• _To do_
Lines holding the string "month" are the ones to copy from this listing.

• _Rows_

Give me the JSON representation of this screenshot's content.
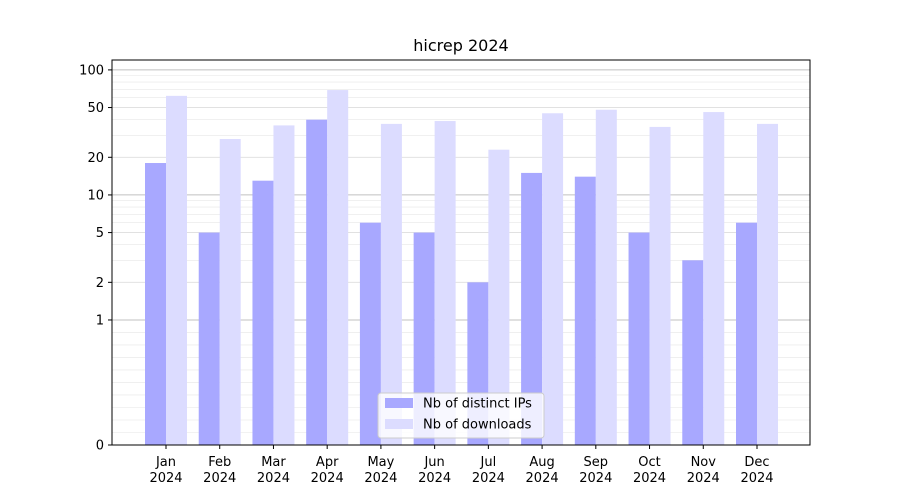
{
  "chart_data": {
    "type": "bar",
    "title": "hicrep 2024",
    "xlabel": "",
    "ylabel": "",
    "scale": "symlog",
    "ylim": [
      0,
      120
    ],
    "yticks": [
      0,
      1,
      2,
      5,
      10,
      20,
      50,
      100
    ],
    "grid": "y",
    "legend_position": "bottom-center",
    "categories": [
      {
        "month": "Jan",
        "year": "2024"
      },
      {
        "month": "Feb",
        "year": "2024"
      },
      {
        "month": "Mar",
        "year": "2024"
      },
      {
        "month": "Apr",
        "year": "2024"
      },
      {
        "month": "May",
        "year": "2024"
      },
      {
        "month": "Jun",
        "year": "2024"
      },
      {
        "month": "Jul",
        "year": "2024"
      },
      {
        "month": "Aug",
        "year": "2024"
      },
      {
        "month": "Sep",
        "year": "2024"
      },
      {
        "month": "Oct",
        "year": "2024"
      },
      {
        "month": "Nov",
        "year": "2024"
      },
      {
        "month": "Dec",
        "year": "2024"
      }
    ],
    "series": [
      {
        "name": "Nb of distinct IPs",
        "color": "#a8a8ff",
        "values": [
          18,
          5,
          13,
          40,
          6,
          5,
          2,
          15,
          14,
          5,
          3,
          6
        ]
      },
      {
        "name": "Nb of downloads",
        "color": "#dcdcff",
        "values": [
          62,
          28,
          36,
          69,
          37,
          39,
          23,
          45,
          48,
          35,
          46,
          37
        ]
      }
    ]
  }
}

• _Task response_
        "month": "Jan",
        "month": "Feb",
        "month": "Mar",
        "month": "Apr",
        "month": "May",
        "month": "Jun",
        "month": "Jul",
        "month": "Aug",
        "month": "Sep",
        "month": "Oct",
        "month": "Nov",
        "month": "Dec",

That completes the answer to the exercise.